Reproduce word for word the passage of the additive synthesis section below, starting at "Additive synthesis refers" and ending at "a plus sign.".

__EXCERPT__:
________________________________________

<-- Back to Previous Page TOC Next Section -->


Chapter 4: The Synthesis of Sound by Computer

Section 4.2: Additive Synthesis


Additive synthesis refers to a number of related synthesis techniques, all based on the idea that complex tones can be created by the summation, or addition, of simpler tones. As we saw in Chapter 3, it is theoretically possible to break up any complex sound into a number of simpler ones, usually in the form of sine waves. In additive synthesis, we use this theory in reverse.

Figure 4.1  Two waves joined by a plus sign.

Figure 4.2  This organ has a great many pipes, and together they function exactly like an additive synthesis algorithm.

Each pipe essentially produces a sine wave (or something like it), and by selecting different combinations of harmonically related pipes (as partials), we can create different combinations of sounds, called (on the organ) stops. This is how organs get all those different sounds: organists are experts on Fourier series and additive synthesis (though they may not know that!).

The technique of mixing simple sounds together to get more complex sounds dates back a very long time. In the Middle Ages, huge pipe organs had a great many stops that could be "pulled out" to combine and recombine the sounds from several pipes. In this way, different "patches" could be created for the organ. More recently, the telharmonium, a giant electrical synthesizer from the early 1900s, added together the sounds from dozens of electro-mechanical tone generators to form complex tones. This wasn’t very practical, but it has an important place in the history of electronic and computer music.

Applet 4.2
Mixed sounds

This applet demonstrates how sounds are mixed together.


The Computer and Additive Synthesis

While instruments like the pipe organ were quite effective for some sounds, they were limited by the need for a separate pipe or oscillator for each tone that is being added. Since complex sounds can require anywhere from a couple dozen to several thousand component tones, each needing its own pipe or oscillator, the physical size and complexity of a device capable of producing these sounds would quickly become prohibitive. Enter the computer!

Soundfile 4.1
Excerpt from Kenneth Gaburo’s composition "Lemon Drops"

A short excerpt from Kenneth Gaburo’s composition "Lemon Drops," a classic of electronic music made in the early 1960s.

This piece and another extraordinary Gaburo work, "For Harry," were made at the University of Illinois at Urbana-Champaign on an early electronic music instrument called the harmonic tone generator, which allowed the composer to set the frequencies and amplitudes of a number of sine wave oscillators to make their own timbres. It was extremely cumbersome to use, but it was essentially a giant Fourier synthesizer, and, theoretically, any periodic waveform was possible on it!

________________________________________

__GIVEN ENTRIES__:
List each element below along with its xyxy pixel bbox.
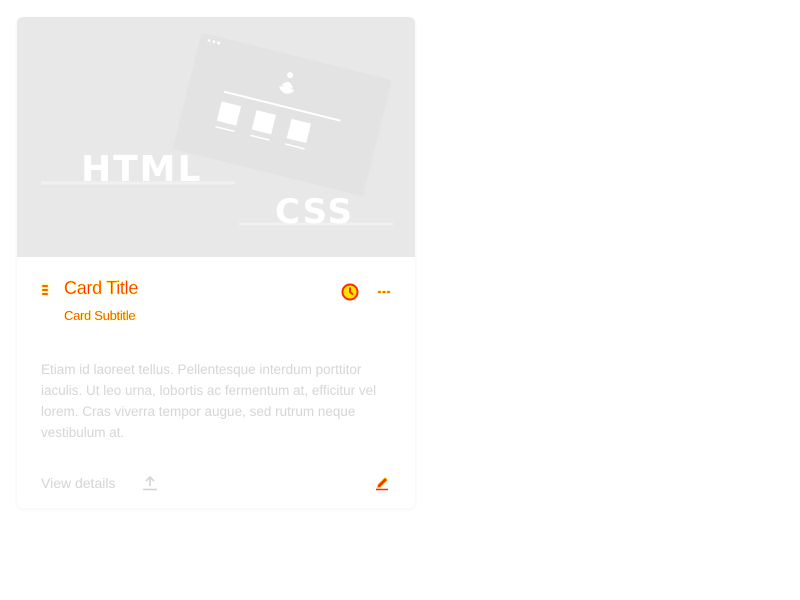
- card-description: Etiam id laoreet tellus. Pellentesque in…: [41, 362, 377, 440]
- html-word: HTML: [81, 149, 202, 190]
- card-actions: View details: [17, 467, 415, 499]
- card-header: Card Title Card Subtitle: [17, 257, 415, 337]
- edit-pencil-icon[interactable]: [373, 474, 391, 492]
- more-options-icon[interactable]: [373, 281, 395, 303]
- share-upload-icon[interactable]: [141, 474, 159, 492]
- view-details-link[interactable]: View details: [41, 475, 115, 491]
- card-subtitle: Card Subtitle: [64, 308, 136, 323]
- card-title: Card Title: [64, 278, 139, 298]
- card-hero-image: HTML CSS: [17, 17, 415, 257]
- drag-handle-icon[interactable]: [40, 284, 50, 296]
- clock-icon[interactable]: [339, 281, 361, 303]
- css-word: CSS: [275, 192, 354, 232]
- card: HTML CSS Card Title Card Subtitle Etiam …: [17, 17, 415, 508]
- html-css-illustration: HTML CSS: [41, 33, 393, 232]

________________________________________

__WRITTEN SOLUTION__:
Additive synthesis refers to a number of related synthesis techniques, all based on the idea that complex tones can be created by the summation, or addition, of simpler tones. As we saw in Chapter 3, it is theoretically possible to break up any complex sound into a number of simpler ones, usually in the form of sine waves. In additive synthesis, we use this theory in reverse.

Figure 4.1  Two waves joined by a plus sign.